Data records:
==============================

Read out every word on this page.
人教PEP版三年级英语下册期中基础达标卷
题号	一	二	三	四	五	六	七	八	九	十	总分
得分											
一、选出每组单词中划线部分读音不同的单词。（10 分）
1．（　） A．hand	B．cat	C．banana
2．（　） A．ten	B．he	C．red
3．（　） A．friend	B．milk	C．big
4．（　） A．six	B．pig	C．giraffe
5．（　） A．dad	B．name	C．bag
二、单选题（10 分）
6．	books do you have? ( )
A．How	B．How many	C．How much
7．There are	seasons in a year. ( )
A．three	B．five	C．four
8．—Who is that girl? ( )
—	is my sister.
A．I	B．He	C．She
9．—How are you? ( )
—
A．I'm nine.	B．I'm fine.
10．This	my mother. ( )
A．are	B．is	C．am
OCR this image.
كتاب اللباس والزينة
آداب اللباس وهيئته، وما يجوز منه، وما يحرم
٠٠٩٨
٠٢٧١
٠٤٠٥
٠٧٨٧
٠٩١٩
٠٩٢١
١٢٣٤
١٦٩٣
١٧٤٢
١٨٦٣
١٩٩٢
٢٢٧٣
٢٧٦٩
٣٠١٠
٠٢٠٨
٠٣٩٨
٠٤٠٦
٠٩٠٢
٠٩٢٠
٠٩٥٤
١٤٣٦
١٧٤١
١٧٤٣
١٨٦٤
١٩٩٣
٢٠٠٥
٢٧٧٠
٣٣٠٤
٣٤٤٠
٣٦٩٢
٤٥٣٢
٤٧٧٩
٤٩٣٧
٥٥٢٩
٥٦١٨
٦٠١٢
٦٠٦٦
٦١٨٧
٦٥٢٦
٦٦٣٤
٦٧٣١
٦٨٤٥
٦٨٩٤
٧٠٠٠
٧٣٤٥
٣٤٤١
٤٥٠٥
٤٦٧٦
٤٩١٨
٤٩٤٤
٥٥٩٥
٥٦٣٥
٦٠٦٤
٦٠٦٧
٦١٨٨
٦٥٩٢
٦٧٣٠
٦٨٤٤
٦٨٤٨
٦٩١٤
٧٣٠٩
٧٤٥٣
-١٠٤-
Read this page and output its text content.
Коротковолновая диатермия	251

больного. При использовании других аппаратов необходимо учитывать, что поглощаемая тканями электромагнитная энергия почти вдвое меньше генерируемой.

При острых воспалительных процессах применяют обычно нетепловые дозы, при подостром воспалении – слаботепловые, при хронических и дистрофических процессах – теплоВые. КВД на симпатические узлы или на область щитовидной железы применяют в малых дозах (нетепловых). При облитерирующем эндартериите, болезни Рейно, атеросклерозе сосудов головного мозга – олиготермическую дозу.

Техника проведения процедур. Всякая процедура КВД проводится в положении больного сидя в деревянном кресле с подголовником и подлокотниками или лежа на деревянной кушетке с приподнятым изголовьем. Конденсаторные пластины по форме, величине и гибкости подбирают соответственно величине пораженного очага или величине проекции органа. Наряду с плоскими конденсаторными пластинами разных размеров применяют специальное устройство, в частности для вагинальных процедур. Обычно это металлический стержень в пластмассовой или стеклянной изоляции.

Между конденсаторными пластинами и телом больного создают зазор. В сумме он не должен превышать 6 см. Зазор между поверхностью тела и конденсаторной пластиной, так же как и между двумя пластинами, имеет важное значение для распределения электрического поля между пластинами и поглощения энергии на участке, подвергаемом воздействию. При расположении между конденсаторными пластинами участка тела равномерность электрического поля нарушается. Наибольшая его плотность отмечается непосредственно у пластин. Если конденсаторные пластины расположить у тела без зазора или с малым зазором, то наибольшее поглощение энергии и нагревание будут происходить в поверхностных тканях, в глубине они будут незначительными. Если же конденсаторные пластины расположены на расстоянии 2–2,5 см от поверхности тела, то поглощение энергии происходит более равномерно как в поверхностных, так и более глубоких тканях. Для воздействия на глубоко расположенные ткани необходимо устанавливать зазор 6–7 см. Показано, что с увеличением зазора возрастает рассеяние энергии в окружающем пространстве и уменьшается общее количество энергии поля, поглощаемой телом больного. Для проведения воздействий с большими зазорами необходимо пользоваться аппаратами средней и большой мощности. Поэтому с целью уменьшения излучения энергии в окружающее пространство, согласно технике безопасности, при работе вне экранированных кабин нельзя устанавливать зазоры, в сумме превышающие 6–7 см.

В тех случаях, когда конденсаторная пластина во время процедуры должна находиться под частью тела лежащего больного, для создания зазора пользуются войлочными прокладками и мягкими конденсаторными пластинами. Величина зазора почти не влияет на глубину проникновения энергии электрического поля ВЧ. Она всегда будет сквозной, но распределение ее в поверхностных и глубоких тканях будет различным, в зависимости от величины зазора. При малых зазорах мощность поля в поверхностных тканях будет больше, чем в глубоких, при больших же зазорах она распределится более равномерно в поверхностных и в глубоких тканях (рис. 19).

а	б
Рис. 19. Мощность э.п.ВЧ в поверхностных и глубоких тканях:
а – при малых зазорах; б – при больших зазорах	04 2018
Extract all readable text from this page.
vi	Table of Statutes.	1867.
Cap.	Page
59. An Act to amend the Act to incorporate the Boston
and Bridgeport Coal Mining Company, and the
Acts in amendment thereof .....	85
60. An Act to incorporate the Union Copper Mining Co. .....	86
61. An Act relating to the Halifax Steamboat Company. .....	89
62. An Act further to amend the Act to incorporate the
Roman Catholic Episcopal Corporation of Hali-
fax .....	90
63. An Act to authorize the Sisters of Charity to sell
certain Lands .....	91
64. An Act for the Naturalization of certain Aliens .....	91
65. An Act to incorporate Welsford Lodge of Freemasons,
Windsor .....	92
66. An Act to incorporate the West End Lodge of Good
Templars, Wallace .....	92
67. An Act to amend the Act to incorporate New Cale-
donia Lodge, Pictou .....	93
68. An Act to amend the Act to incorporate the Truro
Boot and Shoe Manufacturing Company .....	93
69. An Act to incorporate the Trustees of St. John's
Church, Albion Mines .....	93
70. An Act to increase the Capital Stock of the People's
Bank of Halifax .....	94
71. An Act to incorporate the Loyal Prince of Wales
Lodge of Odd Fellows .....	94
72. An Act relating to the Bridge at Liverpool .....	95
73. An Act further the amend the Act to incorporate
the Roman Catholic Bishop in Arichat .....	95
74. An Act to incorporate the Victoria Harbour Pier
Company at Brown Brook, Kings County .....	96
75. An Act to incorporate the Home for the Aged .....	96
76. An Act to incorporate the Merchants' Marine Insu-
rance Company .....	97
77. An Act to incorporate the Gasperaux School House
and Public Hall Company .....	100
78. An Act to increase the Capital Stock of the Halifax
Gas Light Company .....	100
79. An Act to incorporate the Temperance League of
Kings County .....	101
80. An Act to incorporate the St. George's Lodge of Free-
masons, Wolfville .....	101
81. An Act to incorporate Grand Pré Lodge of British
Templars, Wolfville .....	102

==============================

## Exercise requirements
Work out how many lines above contain the word "certain". Give only the number.

## Finished answer
2